— begin Dataset records —
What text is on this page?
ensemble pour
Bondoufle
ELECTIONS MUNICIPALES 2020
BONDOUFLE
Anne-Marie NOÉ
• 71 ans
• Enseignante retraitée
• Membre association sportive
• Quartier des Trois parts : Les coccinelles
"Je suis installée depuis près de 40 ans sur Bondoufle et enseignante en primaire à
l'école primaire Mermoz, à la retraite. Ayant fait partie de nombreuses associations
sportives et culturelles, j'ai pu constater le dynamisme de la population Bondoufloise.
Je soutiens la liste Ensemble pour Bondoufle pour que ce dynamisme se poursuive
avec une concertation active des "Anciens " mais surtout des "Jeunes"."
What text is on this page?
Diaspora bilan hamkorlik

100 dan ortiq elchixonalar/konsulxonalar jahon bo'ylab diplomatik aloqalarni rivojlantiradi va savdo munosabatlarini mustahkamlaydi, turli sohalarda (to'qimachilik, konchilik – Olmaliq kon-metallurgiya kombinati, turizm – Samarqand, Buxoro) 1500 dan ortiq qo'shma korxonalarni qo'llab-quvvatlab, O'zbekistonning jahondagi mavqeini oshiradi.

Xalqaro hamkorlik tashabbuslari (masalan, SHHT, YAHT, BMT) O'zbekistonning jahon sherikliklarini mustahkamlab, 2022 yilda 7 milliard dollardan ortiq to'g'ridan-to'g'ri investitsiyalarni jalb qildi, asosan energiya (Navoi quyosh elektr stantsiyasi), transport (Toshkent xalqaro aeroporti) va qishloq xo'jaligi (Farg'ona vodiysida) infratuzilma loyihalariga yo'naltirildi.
— end Dataset records —
§ **Exercise goal**: Copy every line of the records word for word.

§ **Result for this task**:
What text is on this page?
ensemble pour
Bondoufle
ELECTIONS MUNICIPALES 2020
BONDOUFLE
Anne-Marie NOÉ
• 71 ans
• Enseignante retraitée
• Membre association sportive
• Quartier des Trois parts : Les coccinelles
"Je suis installée depuis près de 40 ans sur Bondoufle et enseignante en primaire à
l'école primaire Mermoz, à la retraite. Ayant fait partie de nombreuses associations
sportives et culturelles, j'ai pu constater le dynamisme de la population Bondoufloise.
Je soutiens la liste Ensemble pour Bondoufle pour que ce dynamisme se poursuive
avec une concertation active des "Anciens " mais surtout des "Jeunes"."
What text is on this page?
Diaspora bilan hamkorlik

100 dan ortiq elchixonalar/konsulxonalar jahon bo'ylab diplomatik aloqalarni rivojlantiradi va savdo munosabatlarini mustahkamlaydi, turli sohalarda (to'qimachilik, konchilik – Olmaliq kon-metallurgiya kombinati, turizm – Samarqand, Buxoro) 1500 dan ortiq qo'shma korxonalarni qo'llab-quvvatlab, O'zbekistonning jahondagi mavqeini oshiradi.

Xalqaro hamkorlik tashabbuslari (masalan, SHHT, YAHT, BMT) O'zbekistonning jahon sherikliklarini mustahkamlab, 2022 yilda 7 milliard dollardan ortiq to'g'ridan-to'g'ri investitsiyalarni jalb qildi, asosan energiya (Navoi quyosh elektr stantsiyasi), transport (Toshkent xalqaro aeroporti) va qishloq xo'jaligi (Farg'ona vodiysida) infratuzilma loyihalariga yo'naltirildi.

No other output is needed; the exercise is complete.